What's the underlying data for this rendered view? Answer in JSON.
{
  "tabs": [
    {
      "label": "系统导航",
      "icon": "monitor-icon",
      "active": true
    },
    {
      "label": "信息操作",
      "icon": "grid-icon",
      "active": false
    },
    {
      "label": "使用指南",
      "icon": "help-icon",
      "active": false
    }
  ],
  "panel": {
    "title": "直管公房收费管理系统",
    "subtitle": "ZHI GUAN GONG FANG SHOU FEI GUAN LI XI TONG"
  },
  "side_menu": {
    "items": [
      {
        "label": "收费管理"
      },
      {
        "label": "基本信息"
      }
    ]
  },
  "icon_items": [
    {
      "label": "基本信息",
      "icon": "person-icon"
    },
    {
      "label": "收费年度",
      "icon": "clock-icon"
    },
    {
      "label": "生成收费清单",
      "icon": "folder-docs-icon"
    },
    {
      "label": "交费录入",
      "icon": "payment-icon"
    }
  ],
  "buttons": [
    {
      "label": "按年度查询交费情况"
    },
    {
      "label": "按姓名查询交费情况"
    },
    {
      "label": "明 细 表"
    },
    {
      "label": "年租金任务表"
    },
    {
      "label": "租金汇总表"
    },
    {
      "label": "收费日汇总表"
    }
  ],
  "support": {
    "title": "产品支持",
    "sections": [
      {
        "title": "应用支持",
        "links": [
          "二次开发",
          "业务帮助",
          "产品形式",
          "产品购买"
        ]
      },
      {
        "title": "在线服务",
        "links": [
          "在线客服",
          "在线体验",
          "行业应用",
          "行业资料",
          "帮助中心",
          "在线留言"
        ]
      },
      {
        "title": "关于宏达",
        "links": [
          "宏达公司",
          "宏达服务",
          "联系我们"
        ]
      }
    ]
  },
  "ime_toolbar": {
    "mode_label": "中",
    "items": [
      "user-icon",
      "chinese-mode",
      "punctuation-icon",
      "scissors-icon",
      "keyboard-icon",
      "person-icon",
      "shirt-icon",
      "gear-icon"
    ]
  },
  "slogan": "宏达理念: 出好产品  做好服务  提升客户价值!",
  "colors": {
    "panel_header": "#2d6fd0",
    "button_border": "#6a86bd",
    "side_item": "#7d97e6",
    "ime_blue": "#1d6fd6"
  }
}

* * *

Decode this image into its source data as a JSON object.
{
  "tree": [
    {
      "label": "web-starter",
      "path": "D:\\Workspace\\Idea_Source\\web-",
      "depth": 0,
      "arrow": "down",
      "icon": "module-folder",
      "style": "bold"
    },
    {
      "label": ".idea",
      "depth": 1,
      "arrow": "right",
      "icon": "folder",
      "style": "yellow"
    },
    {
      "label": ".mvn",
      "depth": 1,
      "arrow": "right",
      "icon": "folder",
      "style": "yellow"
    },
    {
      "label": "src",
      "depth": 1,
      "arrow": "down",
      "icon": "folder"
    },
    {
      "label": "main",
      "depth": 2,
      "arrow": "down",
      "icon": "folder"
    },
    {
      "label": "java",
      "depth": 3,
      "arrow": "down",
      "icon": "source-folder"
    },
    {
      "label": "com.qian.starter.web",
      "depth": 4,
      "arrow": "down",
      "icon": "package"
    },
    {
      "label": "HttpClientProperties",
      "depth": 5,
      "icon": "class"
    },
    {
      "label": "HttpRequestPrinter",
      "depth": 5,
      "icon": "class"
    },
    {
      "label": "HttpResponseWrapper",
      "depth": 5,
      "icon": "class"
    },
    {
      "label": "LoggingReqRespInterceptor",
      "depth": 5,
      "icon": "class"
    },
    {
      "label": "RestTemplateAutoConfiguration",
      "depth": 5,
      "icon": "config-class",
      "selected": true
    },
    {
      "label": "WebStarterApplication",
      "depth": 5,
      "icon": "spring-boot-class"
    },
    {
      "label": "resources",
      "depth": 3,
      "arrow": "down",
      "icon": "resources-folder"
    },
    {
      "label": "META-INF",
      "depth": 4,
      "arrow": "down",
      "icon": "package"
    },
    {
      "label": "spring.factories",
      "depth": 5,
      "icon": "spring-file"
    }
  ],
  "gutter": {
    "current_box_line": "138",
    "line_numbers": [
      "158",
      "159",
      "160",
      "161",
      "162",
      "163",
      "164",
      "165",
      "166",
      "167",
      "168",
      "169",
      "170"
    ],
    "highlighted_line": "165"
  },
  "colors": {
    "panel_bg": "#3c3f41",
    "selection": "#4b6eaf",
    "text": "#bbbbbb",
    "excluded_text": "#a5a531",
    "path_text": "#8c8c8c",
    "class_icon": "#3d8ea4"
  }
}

What you will do: Extract every line from the records above that contains the word "folder".

Problem solution:
      "icon": "folder-docs-icon"
      "icon": "module-folder",
      "icon": "folder",
      "icon": "folder",
      "icon": "folder"
      "icon": "folder"
      "icon": "source-folder"
      "icon": "resources-folder"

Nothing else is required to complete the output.